Work to do: Give only the number of lines in the data that include the string "unor".

Provided records:

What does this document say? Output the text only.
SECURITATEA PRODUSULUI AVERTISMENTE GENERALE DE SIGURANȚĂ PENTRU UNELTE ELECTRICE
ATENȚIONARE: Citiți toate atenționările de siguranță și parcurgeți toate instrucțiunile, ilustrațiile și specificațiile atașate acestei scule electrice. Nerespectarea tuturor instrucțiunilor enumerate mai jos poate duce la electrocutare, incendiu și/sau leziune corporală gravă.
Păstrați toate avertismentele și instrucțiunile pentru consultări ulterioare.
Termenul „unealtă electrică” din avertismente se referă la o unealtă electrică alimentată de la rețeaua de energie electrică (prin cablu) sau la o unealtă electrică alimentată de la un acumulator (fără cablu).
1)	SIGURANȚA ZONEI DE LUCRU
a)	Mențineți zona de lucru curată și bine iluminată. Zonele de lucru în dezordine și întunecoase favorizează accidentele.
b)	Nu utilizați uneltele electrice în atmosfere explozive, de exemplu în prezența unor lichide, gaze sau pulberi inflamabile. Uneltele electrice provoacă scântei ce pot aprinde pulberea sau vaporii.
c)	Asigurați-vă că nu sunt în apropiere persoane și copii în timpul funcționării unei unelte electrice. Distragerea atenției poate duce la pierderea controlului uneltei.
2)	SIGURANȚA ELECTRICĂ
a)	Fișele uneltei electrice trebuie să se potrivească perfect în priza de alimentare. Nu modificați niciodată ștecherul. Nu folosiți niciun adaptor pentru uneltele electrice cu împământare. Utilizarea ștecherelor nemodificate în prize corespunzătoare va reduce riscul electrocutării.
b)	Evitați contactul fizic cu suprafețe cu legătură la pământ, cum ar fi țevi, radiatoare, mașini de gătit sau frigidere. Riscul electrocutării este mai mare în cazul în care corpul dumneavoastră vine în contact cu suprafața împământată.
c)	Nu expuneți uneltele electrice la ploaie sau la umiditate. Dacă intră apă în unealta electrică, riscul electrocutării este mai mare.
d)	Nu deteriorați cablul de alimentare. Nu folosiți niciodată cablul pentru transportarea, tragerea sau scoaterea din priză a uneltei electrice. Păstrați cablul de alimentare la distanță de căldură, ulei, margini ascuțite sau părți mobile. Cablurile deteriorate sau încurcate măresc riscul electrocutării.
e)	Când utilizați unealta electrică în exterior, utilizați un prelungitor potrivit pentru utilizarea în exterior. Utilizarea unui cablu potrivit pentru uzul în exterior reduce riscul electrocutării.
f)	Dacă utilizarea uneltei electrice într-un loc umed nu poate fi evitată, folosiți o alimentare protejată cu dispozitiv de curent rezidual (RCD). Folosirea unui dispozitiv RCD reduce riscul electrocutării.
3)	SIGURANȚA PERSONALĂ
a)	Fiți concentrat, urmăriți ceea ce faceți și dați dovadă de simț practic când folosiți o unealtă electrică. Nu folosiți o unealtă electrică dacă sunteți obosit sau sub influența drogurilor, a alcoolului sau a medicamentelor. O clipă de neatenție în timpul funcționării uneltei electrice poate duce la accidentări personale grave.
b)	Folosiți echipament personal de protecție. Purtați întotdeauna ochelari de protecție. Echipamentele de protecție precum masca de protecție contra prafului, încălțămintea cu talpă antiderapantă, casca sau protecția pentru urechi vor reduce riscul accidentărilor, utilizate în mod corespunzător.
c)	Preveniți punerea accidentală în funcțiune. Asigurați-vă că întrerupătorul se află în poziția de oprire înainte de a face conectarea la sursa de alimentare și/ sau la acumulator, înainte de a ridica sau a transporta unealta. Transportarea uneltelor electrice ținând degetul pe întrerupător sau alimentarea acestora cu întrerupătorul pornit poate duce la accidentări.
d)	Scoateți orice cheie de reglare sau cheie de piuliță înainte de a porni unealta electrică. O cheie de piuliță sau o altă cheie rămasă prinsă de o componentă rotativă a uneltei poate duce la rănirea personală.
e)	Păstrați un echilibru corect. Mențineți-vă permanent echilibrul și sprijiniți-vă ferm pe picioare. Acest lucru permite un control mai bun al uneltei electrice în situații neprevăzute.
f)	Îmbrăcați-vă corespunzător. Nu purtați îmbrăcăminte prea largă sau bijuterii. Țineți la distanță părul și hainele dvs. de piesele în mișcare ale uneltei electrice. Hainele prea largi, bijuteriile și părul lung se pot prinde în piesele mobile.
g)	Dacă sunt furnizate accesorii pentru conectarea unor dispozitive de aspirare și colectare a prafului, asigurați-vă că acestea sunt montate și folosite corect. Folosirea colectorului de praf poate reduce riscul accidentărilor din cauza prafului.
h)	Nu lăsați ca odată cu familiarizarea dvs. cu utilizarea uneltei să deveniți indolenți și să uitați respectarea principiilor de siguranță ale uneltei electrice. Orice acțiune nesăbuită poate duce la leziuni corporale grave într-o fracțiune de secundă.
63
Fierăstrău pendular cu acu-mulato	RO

Problem solution: 2